[Start of Data provided]

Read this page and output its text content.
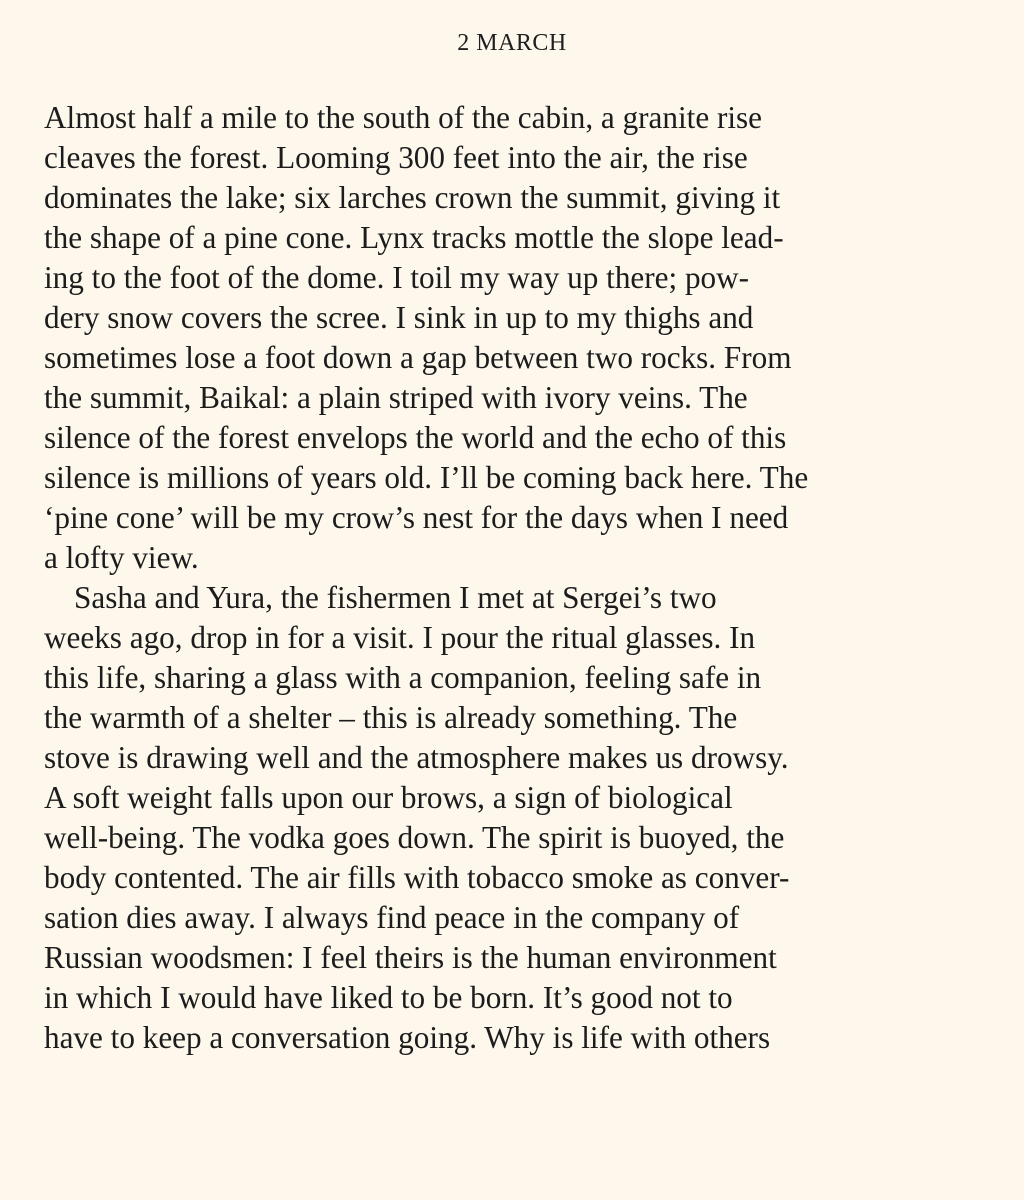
2 MARCH
Almost half a mile to the south of the cabin, a granite rise
cleaves the forest. Looming 300 feet into the air, the rise
dominates the lake; six larches crown the summit, giving it
the shape of a pine cone. Lynx tracks mottle the slope lead-
ing to the foot of the dome. I toil my way up there; pow-
dery snow covers the scree. I sink in up to my thighs and
sometimes lose a foot down a gap between two rocks. From
the summit, Baikal: a plain striped with ivory veins. The
silence of the forest envelops the world and the echo of this
silence is millions of years old. I’ll be coming back here. The
‘pine cone’ will be my crow’s nest for the days when I need
a lofty view.
Sasha and Yura, the fishermen I met at Sergei’s two
weeks ago, drop in for a visit. I pour the ritual glasses. In
this life, sharing a glass with a companion, feeling safe in
the warmth of a shelter – this is already something. The
stove is drawing well and the atmosphere makes us drowsy.
A soft weight falls upon our brows, a sign of biological
well-being. The vodka goes down. The spirit is buoyed, the
body contented. The air fills with tobacco smoke as conver-
sation dies away. I always find peace in the company of
Russian woodsmen: I feel theirs is the human environment
in which I would have liked to be born. It’s good not to
have to keep a conversation going. Why is life with others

[End of Data provided]

▶ Problem description
All of the records need repeating exactly, except for the pictures.

▶ Solved exercise
Read this page and output its text content.
2 MARCH
Almost half a mile to the south of the cabin, a granite rise
cleaves the forest. Looming 300 feet into the air, the rise
dominates the lake; six larches crown the summit, giving it
the shape of a pine cone. Lynx tracks mottle the slope lead-
ing to the foot of the dome. I toil my way up there; pow-
dery snow covers the scree. I sink in up to my thighs and
sometimes lose a foot down a gap between two rocks. From
the summit, Baikal: a plain striped with ivory veins. The
silence of the forest envelops the world and the echo of this
silence is millions of years old. I’ll be coming back here. The
‘pine cone’ will be my crow’s nest for the days when I need
a lofty view.
Sasha and Yura, the fishermen I met at Sergei’s two
weeks ago, drop in for a visit. I pour the ritual glasses. In
this life, sharing a glass with a companion, feeling safe in
the warmth of a shelter – this is already something. The
stove is drawing well and the atmosphere makes us drowsy.
A soft weight falls upon our brows, a sign of biological
well-being. The vodka goes down. The spirit is buoyed, the
body contented. The air fills with tobacco smoke as conver-
sation dies away. I always find peace in the company of
Russian woodsmen: I feel theirs is the human environment
in which I would have liked to be born. It’s good not to
have to keep a conversation going. Why is life with others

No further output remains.